EXCERPT =
------------------------------------------------------------------------

Posted by: Anonymous Coward on March 15, 2007 04:50 AM
While I suspect you are correct about the unaddressed, and serious, issues in many widely used programs, I think you make a fundamental error in comparing FOSS(Free and Open Source Software) to proprietary software on a quality basis. The benefits of FOSS do not primarily lie in their greater security or quality, but in the lack of lock-in and greater verifiability.

With a proprietary program, if the vendor chooses not to fix something, you as a user have no recourse; if the program's data format is proprietary, you may not even be able to use an entirely different program without re-entering all your data. This is never the case with FOSS, no matter what happens. This is a CRITICAL benefit, and one that is unaffected by the quality or lack thereof of the software.

When it is necessary to be sure of what a program does, in detail, FOSS is a big winner; with proprietary software, you can never be sure what it does, or what it might do later. With FOSS, you can hire independent reviewers to examine what you will be running, and ensure it does only what is intended.

------------------------------------------------------------------------

GIVEN INSTRUCTION A = In the comment on free and open source software, why is FOSS called "a big winner" when you need to be sure in detail what a program does?
GIVEN INSTRUCTION B = Could you carry the comment on free and open source software forward with a next paragraph that follows on from its last sentence?

SOURCE EXCERPT =
------------------------------------------------------------------------

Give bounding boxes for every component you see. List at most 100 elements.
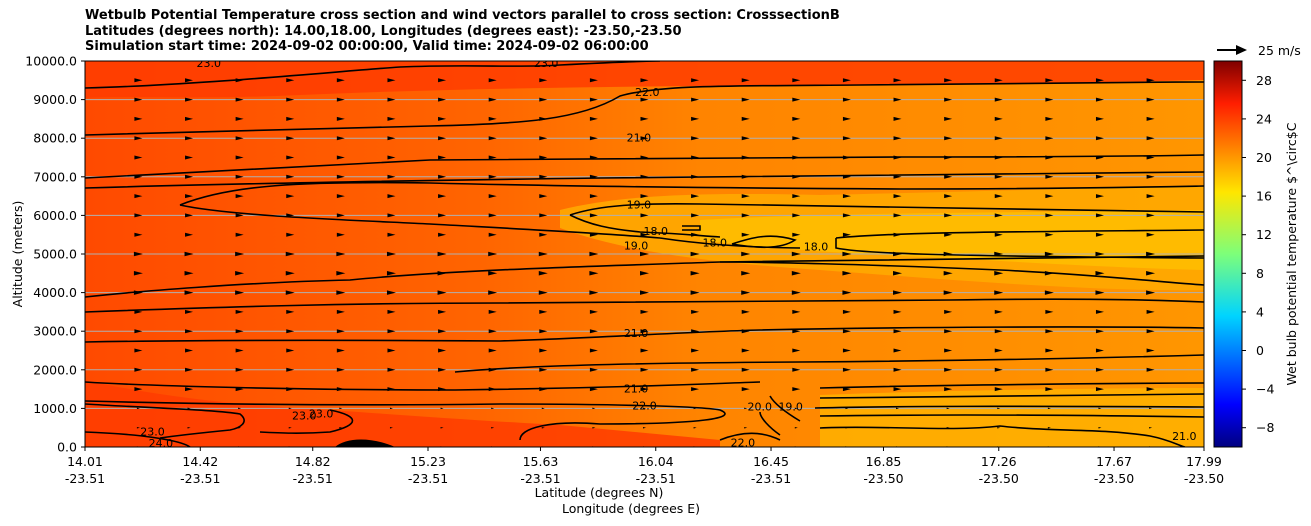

------------------------------------------------------------------------

WRITTEN REPLY A = With proprietary software you can never be sure what it does or what it might do later. With FOSS you can hire independent reviewers to examine what you will be running and make sure it does only what is intended.

WRITTEN REPLY B =
Finally, you seem to confuse a common organizational model used to produce much FOSS code with the licensing system itself; they are not the same. FOSS can, and often has, been developed by a small, paid team, including dedicated testers.

(On a side note, (maybe another commenter can expand on this) you don't seem to have considered that the bugs you are reporting, as important as they are, may also be very difficult to solve, and may simply be beyond the skills, or available time, of the developers who have read your reports. The solution to this, of course, is to find developers who do have the skills/time to implement patches for your reports. How to do this? Pay someone, or wait.)